→ **Work required**: Pull out every line in the data that has the string "Disease" in it.

→ **The input**:

===

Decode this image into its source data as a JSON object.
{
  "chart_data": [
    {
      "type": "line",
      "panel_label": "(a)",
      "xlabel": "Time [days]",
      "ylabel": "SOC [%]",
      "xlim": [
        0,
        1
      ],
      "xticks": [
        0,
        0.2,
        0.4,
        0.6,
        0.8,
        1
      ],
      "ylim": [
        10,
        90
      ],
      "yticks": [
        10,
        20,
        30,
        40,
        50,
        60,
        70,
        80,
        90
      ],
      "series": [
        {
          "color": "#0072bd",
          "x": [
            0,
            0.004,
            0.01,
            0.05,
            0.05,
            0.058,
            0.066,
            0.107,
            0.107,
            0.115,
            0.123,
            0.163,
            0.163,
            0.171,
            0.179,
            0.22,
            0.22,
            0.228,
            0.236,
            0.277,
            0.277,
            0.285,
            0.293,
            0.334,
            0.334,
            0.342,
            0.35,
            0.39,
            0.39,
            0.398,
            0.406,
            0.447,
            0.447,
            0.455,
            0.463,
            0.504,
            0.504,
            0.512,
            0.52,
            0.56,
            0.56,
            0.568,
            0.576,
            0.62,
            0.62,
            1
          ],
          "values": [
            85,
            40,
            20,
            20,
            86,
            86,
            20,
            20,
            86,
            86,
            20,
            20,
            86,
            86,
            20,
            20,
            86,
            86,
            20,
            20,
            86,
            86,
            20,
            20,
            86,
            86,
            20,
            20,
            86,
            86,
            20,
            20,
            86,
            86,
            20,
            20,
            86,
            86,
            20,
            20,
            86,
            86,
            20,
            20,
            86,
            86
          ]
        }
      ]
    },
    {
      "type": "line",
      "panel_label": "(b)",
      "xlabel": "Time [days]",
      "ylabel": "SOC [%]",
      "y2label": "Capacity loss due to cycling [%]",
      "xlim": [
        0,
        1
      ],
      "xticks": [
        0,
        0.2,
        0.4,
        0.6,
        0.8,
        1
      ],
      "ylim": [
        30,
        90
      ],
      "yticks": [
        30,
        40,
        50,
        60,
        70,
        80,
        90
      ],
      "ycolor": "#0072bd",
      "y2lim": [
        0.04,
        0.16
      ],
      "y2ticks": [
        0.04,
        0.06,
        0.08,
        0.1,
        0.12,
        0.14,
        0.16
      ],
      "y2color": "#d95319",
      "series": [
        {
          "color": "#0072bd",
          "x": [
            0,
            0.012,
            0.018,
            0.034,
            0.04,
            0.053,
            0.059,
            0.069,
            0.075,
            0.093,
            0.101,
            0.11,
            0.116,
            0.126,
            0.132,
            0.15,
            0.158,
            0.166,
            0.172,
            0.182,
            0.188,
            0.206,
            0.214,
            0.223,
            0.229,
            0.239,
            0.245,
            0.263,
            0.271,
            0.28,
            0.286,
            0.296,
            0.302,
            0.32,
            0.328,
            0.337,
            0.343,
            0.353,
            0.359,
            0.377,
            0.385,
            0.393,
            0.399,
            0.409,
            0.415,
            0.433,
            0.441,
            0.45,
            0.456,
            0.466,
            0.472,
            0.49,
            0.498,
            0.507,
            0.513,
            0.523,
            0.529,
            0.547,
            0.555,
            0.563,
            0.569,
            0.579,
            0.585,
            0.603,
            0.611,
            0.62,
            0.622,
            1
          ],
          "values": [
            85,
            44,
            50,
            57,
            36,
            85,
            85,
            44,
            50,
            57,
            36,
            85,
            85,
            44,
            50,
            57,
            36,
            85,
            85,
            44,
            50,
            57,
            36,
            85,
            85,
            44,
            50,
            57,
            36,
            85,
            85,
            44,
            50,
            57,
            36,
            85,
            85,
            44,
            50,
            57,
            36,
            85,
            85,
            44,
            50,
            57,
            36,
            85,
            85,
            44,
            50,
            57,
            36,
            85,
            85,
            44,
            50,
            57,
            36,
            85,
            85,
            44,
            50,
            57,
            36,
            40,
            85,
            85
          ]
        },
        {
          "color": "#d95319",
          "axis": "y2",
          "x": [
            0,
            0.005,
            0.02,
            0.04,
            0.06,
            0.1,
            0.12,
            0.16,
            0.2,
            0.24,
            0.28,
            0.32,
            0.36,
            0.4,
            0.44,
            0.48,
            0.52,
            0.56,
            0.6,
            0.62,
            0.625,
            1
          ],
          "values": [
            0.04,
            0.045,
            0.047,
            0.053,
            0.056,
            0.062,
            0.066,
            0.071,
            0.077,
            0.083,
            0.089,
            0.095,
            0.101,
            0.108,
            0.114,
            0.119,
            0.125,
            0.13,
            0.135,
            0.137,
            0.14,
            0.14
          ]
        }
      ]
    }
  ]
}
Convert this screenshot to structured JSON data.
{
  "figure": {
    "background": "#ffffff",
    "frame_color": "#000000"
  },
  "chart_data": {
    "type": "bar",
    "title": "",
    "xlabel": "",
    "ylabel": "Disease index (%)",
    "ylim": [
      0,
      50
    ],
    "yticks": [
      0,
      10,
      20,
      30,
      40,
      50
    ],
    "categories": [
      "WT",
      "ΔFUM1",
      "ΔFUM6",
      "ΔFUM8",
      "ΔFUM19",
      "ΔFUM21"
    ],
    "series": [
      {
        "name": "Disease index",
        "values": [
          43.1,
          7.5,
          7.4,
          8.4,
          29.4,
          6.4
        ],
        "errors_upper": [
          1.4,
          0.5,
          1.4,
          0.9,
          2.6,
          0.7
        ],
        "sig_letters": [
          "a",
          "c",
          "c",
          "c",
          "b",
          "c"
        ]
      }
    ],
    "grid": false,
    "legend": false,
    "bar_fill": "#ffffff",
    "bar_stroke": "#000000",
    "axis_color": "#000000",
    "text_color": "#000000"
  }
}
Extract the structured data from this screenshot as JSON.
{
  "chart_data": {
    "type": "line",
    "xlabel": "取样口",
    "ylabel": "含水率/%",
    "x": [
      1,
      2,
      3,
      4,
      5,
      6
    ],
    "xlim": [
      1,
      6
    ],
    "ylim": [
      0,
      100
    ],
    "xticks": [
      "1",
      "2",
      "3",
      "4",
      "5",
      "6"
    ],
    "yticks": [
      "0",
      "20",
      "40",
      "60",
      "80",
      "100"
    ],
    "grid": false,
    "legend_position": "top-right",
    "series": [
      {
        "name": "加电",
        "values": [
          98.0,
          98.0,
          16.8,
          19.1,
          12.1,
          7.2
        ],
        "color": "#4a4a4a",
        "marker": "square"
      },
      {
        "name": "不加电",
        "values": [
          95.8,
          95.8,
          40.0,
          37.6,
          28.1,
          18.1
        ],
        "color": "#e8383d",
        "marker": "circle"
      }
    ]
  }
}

===

→ **Output of the exercise**:
    "ylabel": "Disease index (%)",
        "name": "Disease index",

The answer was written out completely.